◆ **The request**: Could you transcribe every record below exactly as written, leaving out any pictures?

◆ **Input data**:
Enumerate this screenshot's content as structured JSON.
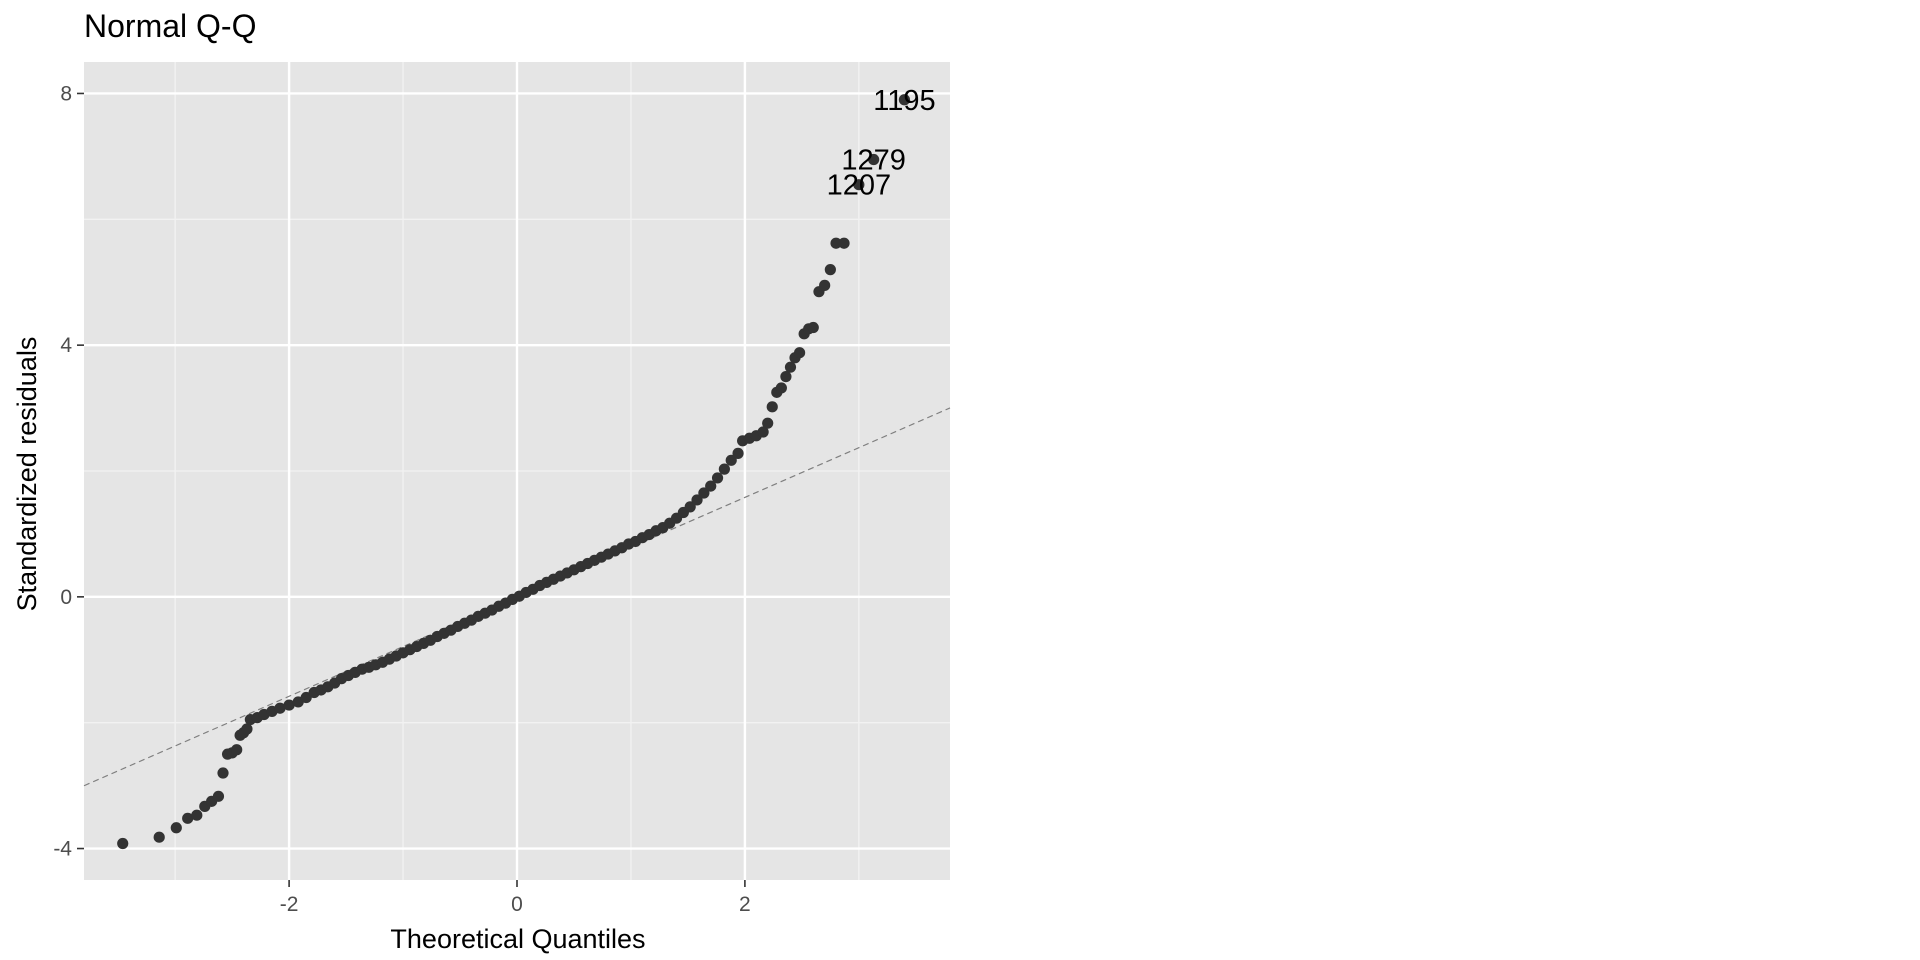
{
  "chart_data": {
    "type": "scatter",
    "title": "Normal Q-Q",
    "xlabel": "Theoretical Quantiles",
    "ylabel": "Standardized residuals",
    "xlim": [
      -3.8,
      3.8
    ],
    "ylim": [
      -4.5,
      8.5
    ],
    "x_ticks": [
      -2,
      0,
      2
    ],
    "x_tick_labels": [
      "-2",
      "0",
      "2"
    ],
    "y_ticks": [
      -4,
      0,
      4,
      8
    ],
    "y_tick_labels": [
      "-4",
      "0",
      "4",
      "8"
    ],
    "grid": true,
    "panel_color": "#e5e5e5",
    "point_color": "#333333",
    "reference_line": {
      "slope": 0.79,
      "intercept": 0.0,
      "style": "dashed",
      "color": "#7f7f7f"
    },
    "points": [
      {
        "x": -3.46,
        "y": -3.92
      },
      {
        "x": -3.14,
        "y": -3.82
      },
      {
        "x": -2.99,
        "y": -3.67
      },
      {
        "x": -2.89,
        "y": -3.52
      },
      {
        "x": -2.81,
        "y": -3.47
      },
      {
        "x": -2.74,
        "y": -3.33
      },
      {
        "x": -2.68,
        "y": -3.25
      },
      {
        "x": -2.62,
        "y": -3.17
      },
      {
        "x": -2.58,
        "y": -2.8
      },
      {
        "x": -2.54,
        "y": -2.5
      },
      {
        "x": -2.5,
        "y": -2.48
      },
      {
        "x": -2.46,
        "y": -2.43
      },
      {
        "x": -2.43,
        "y": -2.2
      },
      {
        "x": -2.4,
        "y": -2.16
      },
      {
        "x": -2.37,
        "y": -2.1
      },
      {
        "x": -2.34,
        "y": -1.95
      },
      {
        "x": -2.28,
        "y": -1.92
      },
      {
        "x": -2.22,
        "y": -1.87
      },
      {
        "x": -2.15,
        "y": -1.82
      },
      {
        "x": -2.08,
        "y": -1.77
      },
      {
        "x": -2.0,
        "y": -1.72
      },
      {
        "x": -1.92,
        "y": -1.67
      },
      {
        "x": -1.85,
        "y": -1.6
      },
      {
        "x": -1.78,
        "y": -1.52
      },
      {
        "x": -1.72,
        "y": -1.48
      },
      {
        "x": -1.66,
        "y": -1.43
      },
      {
        "x": -1.6,
        "y": -1.37
      },
      {
        "x": -1.54,
        "y": -1.3
      },
      {
        "x": -1.48,
        "y": -1.25
      },
      {
        "x": -1.42,
        "y": -1.2
      },
      {
        "x": -1.36,
        "y": -1.15
      },
      {
        "x": -1.3,
        "y": -1.12
      },
      {
        "x": -1.24,
        "y": -1.08
      },
      {
        "x": -1.18,
        "y": -1.04
      },
      {
        "x": -1.12,
        "y": -0.99
      },
      {
        "x": -1.06,
        "y": -0.94
      },
      {
        "x": -1.0,
        "y": -0.89
      },
      {
        "x": -0.94,
        "y": -0.84
      },
      {
        "x": -0.88,
        "y": -0.79
      },
      {
        "x": -0.82,
        "y": -0.74
      },
      {
        "x": -0.76,
        "y": -0.69
      },
      {
        "x": -0.7,
        "y": -0.63
      },
      {
        "x": -0.64,
        "y": -0.58
      },
      {
        "x": -0.58,
        "y": -0.53
      },
      {
        "x": -0.52,
        "y": -0.47
      },
      {
        "x": -0.46,
        "y": -0.42
      },
      {
        "x": -0.4,
        "y": -0.37
      },
      {
        "x": -0.34,
        "y": -0.31
      },
      {
        "x": -0.28,
        "y": -0.26
      },
      {
        "x": -0.22,
        "y": -0.21
      },
      {
        "x": -0.16,
        "y": -0.15
      },
      {
        "x": -0.1,
        "y": -0.1
      },
      {
        "x": -0.04,
        "y": -0.04
      },
      {
        "x": 0.02,
        "y": 0.01
      },
      {
        "x": 0.08,
        "y": 0.07
      },
      {
        "x": 0.14,
        "y": 0.12
      },
      {
        "x": 0.2,
        "y": 0.18
      },
      {
        "x": 0.26,
        "y": 0.23
      },
      {
        "x": 0.32,
        "y": 0.28
      },
      {
        "x": 0.38,
        "y": 0.33
      },
      {
        "x": 0.44,
        "y": 0.38
      },
      {
        "x": 0.5,
        "y": 0.43
      },
      {
        "x": 0.56,
        "y": 0.48
      },
      {
        "x": 0.62,
        "y": 0.53
      },
      {
        "x": 0.68,
        "y": 0.58
      },
      {
        "x": 0.74,
        "y": 0.63
      },
      {
        "x": 0.8,
        "y": 0.68
      },
      {
        "x": 0.86,
        "y": 0.73
      },
      {
        "x": 0.92,
        "y": 0.78
      },
      {
        "x": 0.98,
        "y": 0.84
      },
      {
        "x": 1.04,
        "y": 0.88
      },
      {
        "x": 1.1,
        "y": 0.94
      },
      {
        "x": 1.16,
        "y": 0.99
      },
      {
        "x": 1.22,
        "y": 1.05
      },
      {
        "x": 1.28,
        "y": 1.1
      },
      {
        "x": 1.34,
        "y": 1.17
      },
      {
        "x": 1.4,
        "y": 1.25
      },
      {
        "x": 1.46,
        "y": 1.34
      },
      {
        "x": 1.52,
        "y": 1.43
      },
      {
        "x": 1.58,
        "y": 1.54
      },
      {
        "x": 1.64,
        "y": 1.65
      },
      {
        "x": 1.7,
        "y": 1.76
      },
      {
        "x": 1.76,
        "y": 1.89
      },
      {
        "x": 1.82,
        "y": 2.03
      },
      {
        "x": 1.88,
        "y": 2.17
      },
      {
        "x": 1.94,
        "y": 2.28
      },
      {
        "x": 1.98,
        "y": 2.48
      },
      {
        "x": 2.04,
        "y": 2.52
      },
      {
        "x": 2.1,
        "y": 2.56
      },
      {
        "x": 2.16,
        "y": 2.62
      },
      {
        "x": 2.2,
        "y": 2.76
      },
      {
        "x": 2.24,
        "y": 3.02
      },
      {
        "x": 2.28,
        "y": 3.25
      },
      {
        "x": 2.32,
        "y": 3.32
      },
      {
        "x": 2.36,
        "y": 3.5
      },
      {
        "x": 2.4,
        "y": 3.65
      },
      {
        "x": 2.44,
        "y": 3.8
      },
      {
        "x": 2.48,
        "y": 3.88
      },
      {
        "x": 2.52,
        "y": 4.18
      },
      {
        "x": 2.56,
        "y": 4.26
      },
      {
        "x": 2.6,
        "y": 4.28
      },
      {
        "x": 2.65,
        "y": 4.85
      },
      {
        "x": 2.7,
        "y": 4.95
      },
      {
        "x": 2.75,
        "y": 5.2
      },
      {
        "x": 2.8,
        "y": 5.62
      },
      {
        "x": 2.87,
        "y": 5.62
      },
      {
        "x": 3.0,
        "y": 6.55
      },
      {
        "x": 3.13,
        "y": 6.95
      },
      {
        "x": 3.4,
        "y": 7.9
      }
    ],
    "point_labels": [
      {
        "text": "1195",
        "x": 3.4,
        "y": 7.9
      },
      {
        "text": "1279",
        "x": 3.13,
        "y": 6.95
      },
      {
        "text": "1207",
        "x": 3.0,
        "y": 6.55
      }
    ]
  }
}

◆ **Answer to the task**:
Enumerate this screenshot's content as structured JSON.
{
  "chart_data": {
    "type": "scatter",
    "title": "Normal Q-Q",
    "xlabel": "Theoretical Quantiles",
    "ylabel": "Standardized residuals",
    "xlim": [
      -3.8,
      3.8
    ],
    "ylim": [
      -4.5,
      8.5
    ],
    "x_ticks": [
      -2,
      0,
      2
    ],
    "x_tick_labels": [
      "-2",
      "0",
      "2"
    ],
    "y_ticks": [
      -4,
      0,
      4,
      8
    ],
    "y_tick_labels": [
      "-4",
      "0",
      "4",
      "8"
    ],
    "grid": true,
    "panel_color": "#e5e5e5",
    "point_color": "#333333",
    "reference_line": {
      "slope": 0.79,
      "intercept": 0.0,
      "style": "dashed",
      "color": "#7f7f7f"
    },
    "points": [
      {
        "x": -3.46,
        "y": -3.92
      },
      {
        "x": -3.14,
        "y": -3.82
      },
      {
        "x": -2.99,
        "y": -3.67
      },
      {
        "x": -2.89,
        "y": -3.52
      },
      {
        "x": -2.81,
        "y": -3.47
      },
      {
        "x": -2.74,
        "y": -3.33
      },
      {
        "x": -2.68,
        "y": -3.25
      },
      {
        "x": -2.62,
        "y": -3.17
      },
      {
        "x": -2.58,
        "y": -2.8
      },
      {
        "x": -2.54,
        "y": -2.5
      },
      {
        "x": -2.5,
        "y": -2.48
      },
      {
        "x": -2.46,
        "y": -2.43
      },
      {
        "x": -2.43,
        "y": -2.2
      },
      {
        "x": -2.4,
        "y": -2.16
      },
      {
        "x": -2.37,
        "y": -2.1
      },
      {
        "x": -2.34,
        "y": -1.95
      },
      {
        "x": -2.28,
        "y": -1.92
      },
      {
        "x": -2.22,
        "y": -1.87
      },
      {
        "x": -2.15,
        "y": -1.82
      },
      {
        "x": -2.08,
        "y": -1.77
      },
      {
        "x": -2.0,
        "y": -1.72
      },
      {
        "x": -1.92,
        "y": -1.67
      },
      {
        "x": -1.85,
        "y": -1.6
      },
      {
        "x": -1.78,
        "y": -1.52
      },
      {
        "x": -1.72,
        "y": -1.48
      },
      {
        "x": -1.66,
        "y": -1.43
      },
      {
        "x": -1.6,
        "y": -1.37
      },
      {
        "x": -1.54,
        "y": -1.3
      },
      {
        "x": -1.48,
        "y": -1.25
      },
      {
        "x": -1.42,
        "y": -1.2
      },
      {
        "x": -1.36,
        "y": -1.15
      },
      {
        "x": -1.3,
        "y": -1.12
      },
      {
        "x": -1.24,
        "y": -1.08
      },
      {
        "x": -1.18,
        "y": -1.04
      },
      {
        "x": -1.12,
        "y": -0.99
      },
      {
        "x": -1.06,
        "y": -0.94
      },
      {
        "x": -1.0,
        "y": -0.89
      },
      {
        "x": -0.94,
        "y": -0.84
      },
      {
        "x": -0.88,
        "y": -0.79
      },
      {
        "x": -0.82,
        "y": -0.74
      },
      {
        "x": -0.76,
        "y": -0.69
      },
      {
        "x": -0.7,
        "y": -0.63
      },
      {
        "x": -0.64,
        "y": -0.58
      },
      {
        "x": -0.58,
        "y": -0.53
      },
      {
        "x": -0.52,
        "y": -0.47
      },
      {
        "x": -0.46,
        "y": -0.42
      },
      {
        "x": -0.4,
        "y": -0.37
      },
      {
        "x": -0.34,
        "y": -0.31
      },
      {
        "x": -0.28,
        "y": -0.26
      },
      {
        "x": -0.22,
        "y": -0.21
      },
      {
        "x": -0.16,
        "y": -0.15
      },
      {
        "x": -0.1,
        "y": -0.1
      },
      {
        "x": -0.04,
        "y": -0.04
      },
      {
        "x": 0.02,
        "y": 0.01
      },
      {
        "x": 0.08,
        "y": 0.07
      },
      {
        "x": 0.14,
        "y": 0.12
      },
      {
        "x": 0.2,
        "y": 0.18
      },
      {
        "x": 0.26,
        "y": 0.23
      },
      {
        "x": 0.32,
        "y": 0.28
      },
      {
        "x": 0.38,
        "y": 0.33
      },
      {
        "x": 0.44,
        "y": 0.38
      },
      {
        "x": 0.5,
        "y": 0.43
      },
      {
        "x": 0.56,
        "y": 0.48
      },
      {
        "x": 0.62,
        "y": 0.53
      },
      {
        "x": 0.68,
        "y": 0.58
      },
      {
        "x": 0.74,
        "y": 0.63
      },
      {
        "x": 0.8,
        "y": 0.68
      },
      {
        "x": 0.86,
        "y": 0.73
      },
      {
        "x": 0.92,
        "y": 0.78
      },
      {
        "x": 0.98,
        "y": 0.84
      },
      {
        "x": 1.04,
        "y": 0.88
      },
      {
        "x": 1.1,
        "y": 0.94
      },
      {
        "x": 1.16,
        "y": 0.99
      },
      {
        "x": 1.22,
        "y": 1.05
      },
      {
        "x": 1.28,
        "y": 1.1
      },
      {
        "x": 1.34,
        "y": 1.17
      },
      {
        "x": 1.4,
        "y": 1.25
      },
      {
        "x": 1.46,
        "y": 1.34
      },
      {
        "x": 1.52,
        "y": 1.43
      },
      {
        "x": 1.58,
        "y": 1.54
      },
      {
        "x": 1.64,
        "y": 1.65
      },
      {
        "x": 1.7,
        "y": 1.76
      },
      {
        "x": 1.76,
        "y": 1.89
      },
      {
        "x": 1.82,
        "y": 2.03
      },
      {
        "x": 1.88,
        "y": 2.17
      },
      {
        "x": 1.94,
        "y": 2.28
      },
      {
        "x": 1.98,
        "y": 2.48
      },
      {
        "x": 2.04,
        "y": 2.52
      },
      {
        "x": 2.1,
        "y": 2.56
      },
      {
        "x": 2.16,
        "y": 2.62
      },
      {
        "x": 2.2,
        "y": 2.76
      },
      {
        "x": 2.24,
        "y": 3.02
      },
      {
        "x": 2.28,
        "y": 3.25
      },
      {
        "x": 2.32,
        "y": 3.32
      },
      {
        "x": 2.36,
        "y": 3.5
      },
      {
        "x": 2.4,
        "y": 3.65
      },
      {
        "x": 2.44,
        "y": 3.8
      },
      {
        "x": 2.48,
        "y": 3.88
      },
      {
        "x": 2.52,
        "y": 4.18
      },
      {
        "x": 2.56,
        "y": 4.26
      },
      {
        "x": 2.6,
        "y": 4.28
      },
      {
        "x": 2.65,
        "y": 4.85
      },
      {
        "x": 2.7,
        "y": 4.95
      },
      {
        "x": 2.75,
        "y": 5.2
      },
      {
        "x": 2.8,
        "y": 5.62
      },
      {
        "x": 2.87,
        "y": 5.62
      },
      {
        "x": 3.0,
        "y": 6.55
      },
      {
        "x": 3.13,
        "y": 6.95
      },
      {
        "x": 3.4,
        "y": 7.9
      }
    ],
    "point_labels": [
      {
        "text": "1195",
        "x": 3.4,
        "y": 7.9
      },
      {
        "text": "1279",
        "x": 3.13,
        "y": 6.95
      },
      {
        "text": "1207",
        "x": 3.0,
        "y": 6.55
      }
    ]
  }
}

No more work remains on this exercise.